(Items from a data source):
☆ ☆ ☆ ☆
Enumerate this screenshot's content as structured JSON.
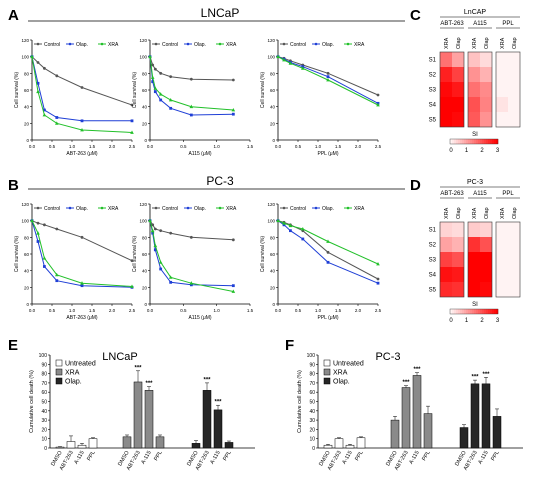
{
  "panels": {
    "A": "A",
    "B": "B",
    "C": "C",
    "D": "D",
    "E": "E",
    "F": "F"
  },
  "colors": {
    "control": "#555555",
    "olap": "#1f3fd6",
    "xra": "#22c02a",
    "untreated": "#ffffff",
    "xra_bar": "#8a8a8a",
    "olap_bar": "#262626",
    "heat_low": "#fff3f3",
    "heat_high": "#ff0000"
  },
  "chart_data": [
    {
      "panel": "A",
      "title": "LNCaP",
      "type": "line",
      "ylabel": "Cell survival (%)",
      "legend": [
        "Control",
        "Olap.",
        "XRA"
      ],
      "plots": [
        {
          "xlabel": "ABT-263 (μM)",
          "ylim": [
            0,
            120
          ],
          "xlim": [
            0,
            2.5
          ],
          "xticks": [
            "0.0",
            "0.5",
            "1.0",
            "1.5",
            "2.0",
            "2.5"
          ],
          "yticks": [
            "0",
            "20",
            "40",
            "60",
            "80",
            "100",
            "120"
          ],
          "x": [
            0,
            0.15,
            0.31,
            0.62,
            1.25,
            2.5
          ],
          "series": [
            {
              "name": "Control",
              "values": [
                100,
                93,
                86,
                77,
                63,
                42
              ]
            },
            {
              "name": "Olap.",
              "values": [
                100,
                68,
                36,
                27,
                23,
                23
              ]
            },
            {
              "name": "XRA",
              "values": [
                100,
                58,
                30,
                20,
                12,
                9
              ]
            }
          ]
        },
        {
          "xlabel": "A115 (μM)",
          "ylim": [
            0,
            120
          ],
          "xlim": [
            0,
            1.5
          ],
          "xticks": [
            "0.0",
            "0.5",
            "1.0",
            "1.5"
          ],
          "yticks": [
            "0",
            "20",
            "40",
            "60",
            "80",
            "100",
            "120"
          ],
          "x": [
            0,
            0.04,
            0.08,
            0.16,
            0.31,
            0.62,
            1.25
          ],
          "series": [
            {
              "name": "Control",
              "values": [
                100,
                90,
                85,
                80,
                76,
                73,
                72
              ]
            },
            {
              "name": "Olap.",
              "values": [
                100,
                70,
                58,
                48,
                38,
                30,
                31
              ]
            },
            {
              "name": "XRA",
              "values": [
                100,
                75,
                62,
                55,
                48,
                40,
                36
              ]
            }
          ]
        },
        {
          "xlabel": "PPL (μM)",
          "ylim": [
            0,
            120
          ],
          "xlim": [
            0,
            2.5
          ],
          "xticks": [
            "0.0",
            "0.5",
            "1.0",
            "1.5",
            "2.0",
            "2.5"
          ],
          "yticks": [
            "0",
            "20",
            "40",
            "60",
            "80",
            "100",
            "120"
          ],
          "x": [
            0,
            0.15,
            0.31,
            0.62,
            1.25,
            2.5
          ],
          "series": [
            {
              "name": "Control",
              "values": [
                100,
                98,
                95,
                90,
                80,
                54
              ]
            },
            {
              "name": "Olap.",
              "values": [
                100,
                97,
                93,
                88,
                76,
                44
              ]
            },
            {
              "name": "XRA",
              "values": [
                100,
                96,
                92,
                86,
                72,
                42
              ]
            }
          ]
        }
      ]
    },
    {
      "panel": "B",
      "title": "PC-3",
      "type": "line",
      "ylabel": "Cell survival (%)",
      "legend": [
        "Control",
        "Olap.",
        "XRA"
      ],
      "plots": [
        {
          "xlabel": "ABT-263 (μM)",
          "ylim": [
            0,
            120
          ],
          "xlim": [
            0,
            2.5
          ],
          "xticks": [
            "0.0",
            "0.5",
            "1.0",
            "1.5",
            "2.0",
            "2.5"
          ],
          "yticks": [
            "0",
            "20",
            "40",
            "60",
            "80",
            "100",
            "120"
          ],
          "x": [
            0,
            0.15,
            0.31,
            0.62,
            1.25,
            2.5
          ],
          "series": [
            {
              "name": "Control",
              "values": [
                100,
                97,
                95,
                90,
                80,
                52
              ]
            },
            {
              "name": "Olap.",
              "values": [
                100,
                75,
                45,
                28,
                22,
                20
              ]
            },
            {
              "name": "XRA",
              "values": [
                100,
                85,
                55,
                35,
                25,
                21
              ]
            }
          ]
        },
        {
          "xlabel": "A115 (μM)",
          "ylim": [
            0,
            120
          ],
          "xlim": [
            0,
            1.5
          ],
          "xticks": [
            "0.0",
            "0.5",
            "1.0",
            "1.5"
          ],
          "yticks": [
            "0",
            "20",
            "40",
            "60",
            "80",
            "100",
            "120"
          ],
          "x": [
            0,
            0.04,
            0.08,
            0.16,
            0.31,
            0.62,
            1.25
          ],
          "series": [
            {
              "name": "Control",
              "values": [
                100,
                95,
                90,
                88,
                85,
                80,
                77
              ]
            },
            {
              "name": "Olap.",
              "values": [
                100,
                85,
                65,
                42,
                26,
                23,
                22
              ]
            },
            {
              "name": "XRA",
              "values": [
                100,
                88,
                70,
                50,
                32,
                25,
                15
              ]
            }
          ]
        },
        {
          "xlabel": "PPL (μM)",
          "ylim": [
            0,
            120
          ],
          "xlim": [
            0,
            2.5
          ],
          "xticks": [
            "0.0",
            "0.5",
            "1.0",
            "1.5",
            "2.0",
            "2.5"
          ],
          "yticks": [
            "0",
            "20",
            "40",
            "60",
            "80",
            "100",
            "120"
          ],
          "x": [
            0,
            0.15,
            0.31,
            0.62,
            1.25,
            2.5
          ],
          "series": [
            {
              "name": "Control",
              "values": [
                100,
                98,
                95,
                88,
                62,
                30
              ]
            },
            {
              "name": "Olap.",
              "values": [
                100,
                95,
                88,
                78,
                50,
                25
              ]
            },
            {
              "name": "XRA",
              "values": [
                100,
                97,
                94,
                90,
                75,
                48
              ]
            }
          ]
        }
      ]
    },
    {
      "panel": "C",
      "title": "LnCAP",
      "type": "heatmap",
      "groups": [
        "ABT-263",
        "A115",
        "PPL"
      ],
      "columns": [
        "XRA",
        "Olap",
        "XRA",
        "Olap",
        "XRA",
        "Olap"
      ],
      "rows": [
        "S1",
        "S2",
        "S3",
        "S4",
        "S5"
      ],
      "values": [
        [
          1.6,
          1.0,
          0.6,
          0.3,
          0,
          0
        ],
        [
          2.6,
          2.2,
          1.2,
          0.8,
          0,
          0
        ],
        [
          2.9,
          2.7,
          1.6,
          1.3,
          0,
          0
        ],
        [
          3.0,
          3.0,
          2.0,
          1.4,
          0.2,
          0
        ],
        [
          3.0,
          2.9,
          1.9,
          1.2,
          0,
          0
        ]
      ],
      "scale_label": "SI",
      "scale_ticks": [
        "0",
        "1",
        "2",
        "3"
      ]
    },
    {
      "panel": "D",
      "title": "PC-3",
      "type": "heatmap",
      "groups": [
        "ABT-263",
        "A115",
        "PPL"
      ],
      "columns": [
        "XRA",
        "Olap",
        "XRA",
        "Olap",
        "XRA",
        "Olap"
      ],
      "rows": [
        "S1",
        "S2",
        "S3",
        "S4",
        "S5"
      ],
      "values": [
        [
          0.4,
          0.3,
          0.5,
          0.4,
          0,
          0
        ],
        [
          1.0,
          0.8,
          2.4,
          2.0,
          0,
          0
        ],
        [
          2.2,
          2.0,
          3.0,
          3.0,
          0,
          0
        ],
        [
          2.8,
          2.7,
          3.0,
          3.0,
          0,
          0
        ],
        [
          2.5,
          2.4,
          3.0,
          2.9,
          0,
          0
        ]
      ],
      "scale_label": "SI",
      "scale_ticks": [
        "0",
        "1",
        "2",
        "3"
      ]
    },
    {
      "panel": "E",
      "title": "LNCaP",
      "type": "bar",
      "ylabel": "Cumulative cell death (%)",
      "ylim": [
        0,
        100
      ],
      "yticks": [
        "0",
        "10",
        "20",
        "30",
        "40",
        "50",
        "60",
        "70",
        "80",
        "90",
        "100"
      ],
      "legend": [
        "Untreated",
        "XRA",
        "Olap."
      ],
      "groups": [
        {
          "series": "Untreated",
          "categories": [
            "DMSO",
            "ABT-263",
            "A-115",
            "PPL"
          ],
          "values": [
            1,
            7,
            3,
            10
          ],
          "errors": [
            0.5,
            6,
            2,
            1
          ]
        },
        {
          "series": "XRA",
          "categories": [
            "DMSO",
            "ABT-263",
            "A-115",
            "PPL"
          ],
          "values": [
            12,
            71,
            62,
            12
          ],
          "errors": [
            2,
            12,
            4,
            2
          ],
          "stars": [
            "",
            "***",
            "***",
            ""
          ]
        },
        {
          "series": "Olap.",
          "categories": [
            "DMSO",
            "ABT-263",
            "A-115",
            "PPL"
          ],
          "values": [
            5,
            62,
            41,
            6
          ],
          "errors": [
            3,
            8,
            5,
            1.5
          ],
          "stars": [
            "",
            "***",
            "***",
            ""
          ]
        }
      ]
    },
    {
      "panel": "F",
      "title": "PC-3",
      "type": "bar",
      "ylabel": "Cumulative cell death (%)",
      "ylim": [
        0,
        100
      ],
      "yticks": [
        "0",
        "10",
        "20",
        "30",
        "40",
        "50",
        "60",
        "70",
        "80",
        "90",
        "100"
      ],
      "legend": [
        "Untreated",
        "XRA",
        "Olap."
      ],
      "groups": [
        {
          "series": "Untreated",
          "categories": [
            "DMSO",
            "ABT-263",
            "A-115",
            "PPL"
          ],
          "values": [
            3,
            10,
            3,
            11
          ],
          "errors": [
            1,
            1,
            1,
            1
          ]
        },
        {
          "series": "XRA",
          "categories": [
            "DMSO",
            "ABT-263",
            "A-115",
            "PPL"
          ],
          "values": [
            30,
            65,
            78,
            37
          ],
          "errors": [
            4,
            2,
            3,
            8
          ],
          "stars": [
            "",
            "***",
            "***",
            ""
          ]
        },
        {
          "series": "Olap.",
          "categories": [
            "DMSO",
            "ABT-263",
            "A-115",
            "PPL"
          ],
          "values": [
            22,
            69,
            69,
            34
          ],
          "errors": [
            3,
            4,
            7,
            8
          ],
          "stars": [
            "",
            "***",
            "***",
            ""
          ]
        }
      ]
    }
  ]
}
☆ ☆ ☆ ☆
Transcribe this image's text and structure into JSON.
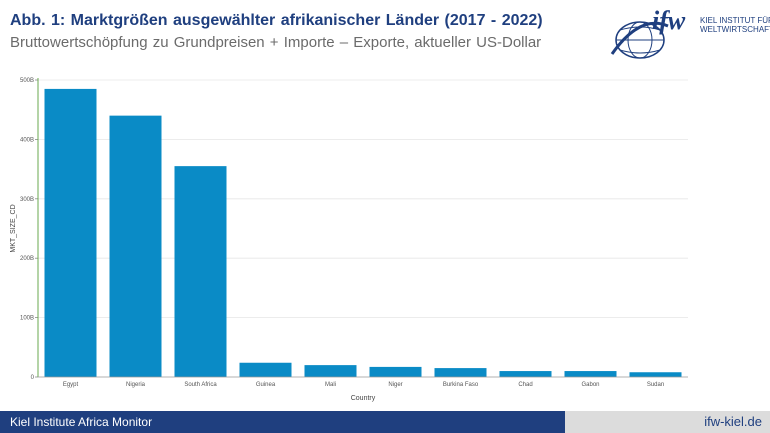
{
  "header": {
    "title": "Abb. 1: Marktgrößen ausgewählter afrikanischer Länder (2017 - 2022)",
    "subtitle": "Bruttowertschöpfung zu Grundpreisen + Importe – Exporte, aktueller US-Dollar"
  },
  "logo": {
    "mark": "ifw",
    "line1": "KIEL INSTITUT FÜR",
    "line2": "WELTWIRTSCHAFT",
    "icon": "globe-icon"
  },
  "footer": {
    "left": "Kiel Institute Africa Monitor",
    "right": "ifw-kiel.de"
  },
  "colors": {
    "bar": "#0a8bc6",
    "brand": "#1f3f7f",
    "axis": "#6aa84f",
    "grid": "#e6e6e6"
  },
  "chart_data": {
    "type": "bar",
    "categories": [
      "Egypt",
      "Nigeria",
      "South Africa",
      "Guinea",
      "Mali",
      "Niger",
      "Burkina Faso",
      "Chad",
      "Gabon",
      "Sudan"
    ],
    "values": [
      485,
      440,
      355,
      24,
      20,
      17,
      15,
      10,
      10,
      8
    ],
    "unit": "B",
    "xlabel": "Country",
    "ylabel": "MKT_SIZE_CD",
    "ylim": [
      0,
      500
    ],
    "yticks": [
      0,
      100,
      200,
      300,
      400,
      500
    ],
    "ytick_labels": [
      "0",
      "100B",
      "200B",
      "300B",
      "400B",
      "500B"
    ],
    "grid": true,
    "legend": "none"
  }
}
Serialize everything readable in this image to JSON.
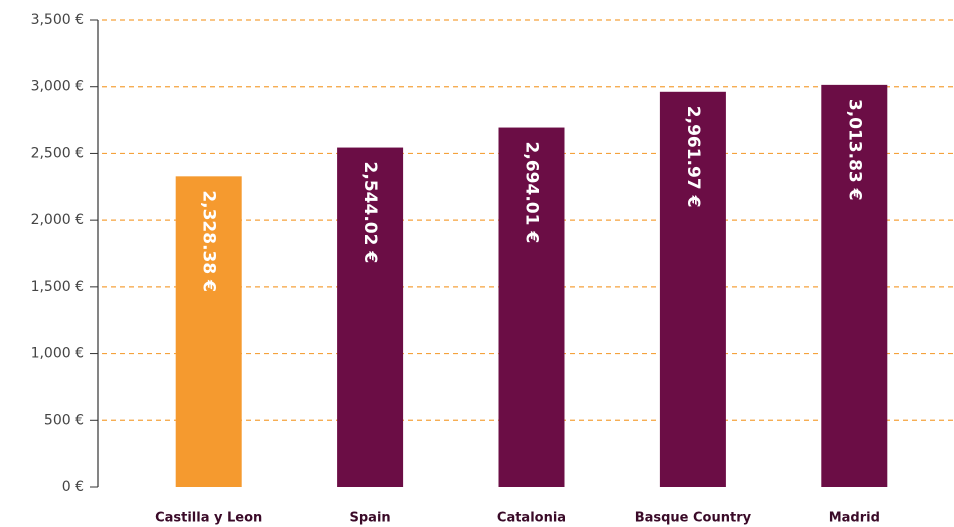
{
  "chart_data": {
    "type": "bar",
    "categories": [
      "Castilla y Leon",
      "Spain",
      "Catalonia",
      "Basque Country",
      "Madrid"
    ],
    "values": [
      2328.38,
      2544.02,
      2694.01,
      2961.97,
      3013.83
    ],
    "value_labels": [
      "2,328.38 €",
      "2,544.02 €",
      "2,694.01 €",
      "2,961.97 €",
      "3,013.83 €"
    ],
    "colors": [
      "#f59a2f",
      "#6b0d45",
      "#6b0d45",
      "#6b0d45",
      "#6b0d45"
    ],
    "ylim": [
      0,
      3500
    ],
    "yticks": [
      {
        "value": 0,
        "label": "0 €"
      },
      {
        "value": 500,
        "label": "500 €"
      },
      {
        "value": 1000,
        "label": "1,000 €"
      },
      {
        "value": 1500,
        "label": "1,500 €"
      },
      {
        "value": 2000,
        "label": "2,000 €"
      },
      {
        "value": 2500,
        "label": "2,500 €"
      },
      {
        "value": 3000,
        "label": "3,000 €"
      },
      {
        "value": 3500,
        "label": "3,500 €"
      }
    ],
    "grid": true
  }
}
☆ ☆ ☆ ☆
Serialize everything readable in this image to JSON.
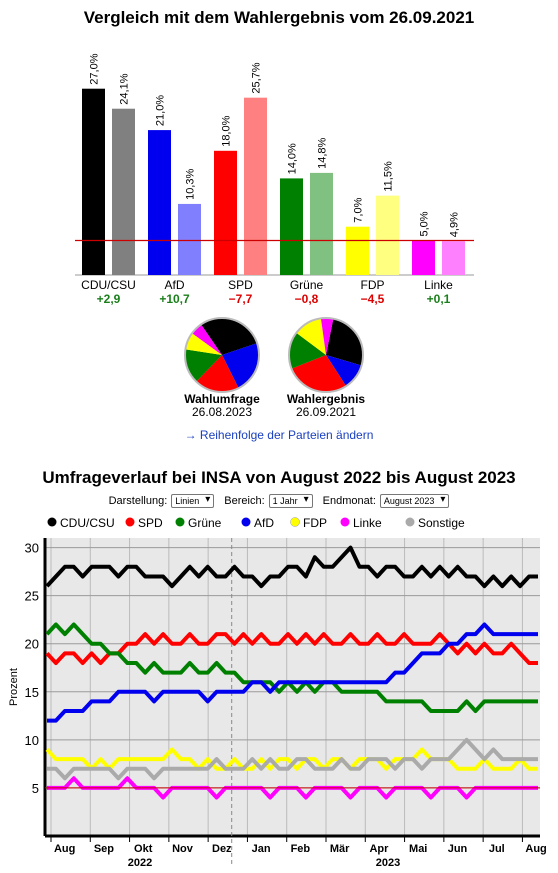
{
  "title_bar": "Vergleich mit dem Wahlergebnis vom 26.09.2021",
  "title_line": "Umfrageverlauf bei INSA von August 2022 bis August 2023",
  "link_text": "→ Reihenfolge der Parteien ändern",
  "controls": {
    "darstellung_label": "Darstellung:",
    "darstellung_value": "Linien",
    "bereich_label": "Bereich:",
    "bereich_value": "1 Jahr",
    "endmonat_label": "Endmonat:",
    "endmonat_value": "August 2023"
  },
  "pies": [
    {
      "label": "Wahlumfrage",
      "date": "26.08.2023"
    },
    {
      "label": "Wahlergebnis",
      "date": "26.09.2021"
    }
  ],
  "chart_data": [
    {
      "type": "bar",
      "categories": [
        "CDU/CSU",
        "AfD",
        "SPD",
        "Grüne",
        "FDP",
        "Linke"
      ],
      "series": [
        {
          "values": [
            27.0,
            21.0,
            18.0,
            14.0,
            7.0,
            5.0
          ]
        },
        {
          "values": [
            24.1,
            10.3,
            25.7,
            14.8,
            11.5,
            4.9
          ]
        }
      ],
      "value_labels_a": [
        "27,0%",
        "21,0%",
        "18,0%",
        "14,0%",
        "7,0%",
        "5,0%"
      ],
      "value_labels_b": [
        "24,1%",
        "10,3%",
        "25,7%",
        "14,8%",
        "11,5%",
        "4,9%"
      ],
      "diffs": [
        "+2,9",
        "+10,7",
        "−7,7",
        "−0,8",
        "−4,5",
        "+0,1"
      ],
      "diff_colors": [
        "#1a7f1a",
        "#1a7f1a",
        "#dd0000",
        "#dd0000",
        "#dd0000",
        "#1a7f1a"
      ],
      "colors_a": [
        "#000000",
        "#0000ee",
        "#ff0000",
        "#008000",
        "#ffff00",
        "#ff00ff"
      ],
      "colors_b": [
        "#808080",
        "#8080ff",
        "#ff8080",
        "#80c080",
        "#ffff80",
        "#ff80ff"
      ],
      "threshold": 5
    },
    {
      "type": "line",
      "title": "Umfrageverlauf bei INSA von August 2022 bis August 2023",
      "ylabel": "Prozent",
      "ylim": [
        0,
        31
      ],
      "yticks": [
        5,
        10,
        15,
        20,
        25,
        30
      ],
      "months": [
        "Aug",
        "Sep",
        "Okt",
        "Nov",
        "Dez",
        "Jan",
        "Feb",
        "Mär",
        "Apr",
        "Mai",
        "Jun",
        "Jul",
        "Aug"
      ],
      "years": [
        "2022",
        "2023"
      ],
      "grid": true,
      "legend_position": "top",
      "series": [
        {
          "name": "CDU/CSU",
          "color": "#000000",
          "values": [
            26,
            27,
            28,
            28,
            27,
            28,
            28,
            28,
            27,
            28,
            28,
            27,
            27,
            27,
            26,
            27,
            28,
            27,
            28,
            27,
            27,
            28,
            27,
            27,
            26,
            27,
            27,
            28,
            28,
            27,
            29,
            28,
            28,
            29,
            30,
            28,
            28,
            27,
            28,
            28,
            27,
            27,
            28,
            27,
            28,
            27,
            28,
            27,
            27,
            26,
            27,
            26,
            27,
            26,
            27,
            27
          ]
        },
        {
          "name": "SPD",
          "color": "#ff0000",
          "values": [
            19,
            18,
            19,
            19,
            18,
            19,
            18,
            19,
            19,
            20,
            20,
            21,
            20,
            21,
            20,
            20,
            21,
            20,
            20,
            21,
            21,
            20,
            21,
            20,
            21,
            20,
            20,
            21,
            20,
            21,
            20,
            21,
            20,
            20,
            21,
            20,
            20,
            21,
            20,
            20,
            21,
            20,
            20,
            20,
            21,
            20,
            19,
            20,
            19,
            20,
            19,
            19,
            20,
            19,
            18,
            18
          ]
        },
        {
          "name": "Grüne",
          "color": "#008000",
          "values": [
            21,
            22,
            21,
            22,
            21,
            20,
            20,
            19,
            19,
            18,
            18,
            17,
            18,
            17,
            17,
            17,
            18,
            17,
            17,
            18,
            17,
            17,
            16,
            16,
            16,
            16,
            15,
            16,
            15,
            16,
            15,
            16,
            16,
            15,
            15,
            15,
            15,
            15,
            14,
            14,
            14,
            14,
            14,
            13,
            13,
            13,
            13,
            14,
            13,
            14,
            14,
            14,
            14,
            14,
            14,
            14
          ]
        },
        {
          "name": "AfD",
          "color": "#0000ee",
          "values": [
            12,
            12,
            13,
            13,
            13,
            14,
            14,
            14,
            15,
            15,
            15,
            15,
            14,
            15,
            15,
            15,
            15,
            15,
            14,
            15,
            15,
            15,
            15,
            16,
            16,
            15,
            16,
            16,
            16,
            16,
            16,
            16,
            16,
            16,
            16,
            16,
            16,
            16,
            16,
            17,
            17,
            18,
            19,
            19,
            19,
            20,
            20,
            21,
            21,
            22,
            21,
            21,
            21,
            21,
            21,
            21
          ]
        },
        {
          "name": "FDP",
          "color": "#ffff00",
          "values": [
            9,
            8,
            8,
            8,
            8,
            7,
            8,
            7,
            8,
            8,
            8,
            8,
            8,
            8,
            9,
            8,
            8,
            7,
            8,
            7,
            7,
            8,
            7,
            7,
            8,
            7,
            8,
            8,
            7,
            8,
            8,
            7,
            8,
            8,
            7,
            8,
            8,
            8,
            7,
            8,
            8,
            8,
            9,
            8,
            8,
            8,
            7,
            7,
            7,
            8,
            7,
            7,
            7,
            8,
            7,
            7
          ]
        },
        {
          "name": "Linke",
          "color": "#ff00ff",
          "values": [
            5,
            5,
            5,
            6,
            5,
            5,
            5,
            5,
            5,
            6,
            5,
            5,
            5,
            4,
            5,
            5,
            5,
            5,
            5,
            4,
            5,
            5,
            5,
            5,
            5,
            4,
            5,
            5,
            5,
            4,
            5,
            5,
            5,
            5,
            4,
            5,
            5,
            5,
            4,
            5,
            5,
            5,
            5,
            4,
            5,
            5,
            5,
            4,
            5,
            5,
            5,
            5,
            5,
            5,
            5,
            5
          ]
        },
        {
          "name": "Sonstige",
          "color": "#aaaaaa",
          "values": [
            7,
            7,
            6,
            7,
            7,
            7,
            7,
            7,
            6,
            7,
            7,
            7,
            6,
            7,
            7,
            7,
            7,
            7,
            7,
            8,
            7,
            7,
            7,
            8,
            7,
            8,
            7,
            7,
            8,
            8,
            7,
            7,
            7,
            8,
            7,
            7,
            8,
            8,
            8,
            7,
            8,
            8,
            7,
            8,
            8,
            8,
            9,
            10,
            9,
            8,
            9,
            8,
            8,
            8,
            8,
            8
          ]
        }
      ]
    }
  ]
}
☆ ☆ ☆ ☆
(Exercise task):
Scan the records for the string "INSA". Copy each line in which it appears.

(Full output):
  "title_line": "Umfrageverlauf bei INSA von August 2022 bis August 2023",
      "title": "Umfrageverlauf bei INSA von August 2022 bis August 2023",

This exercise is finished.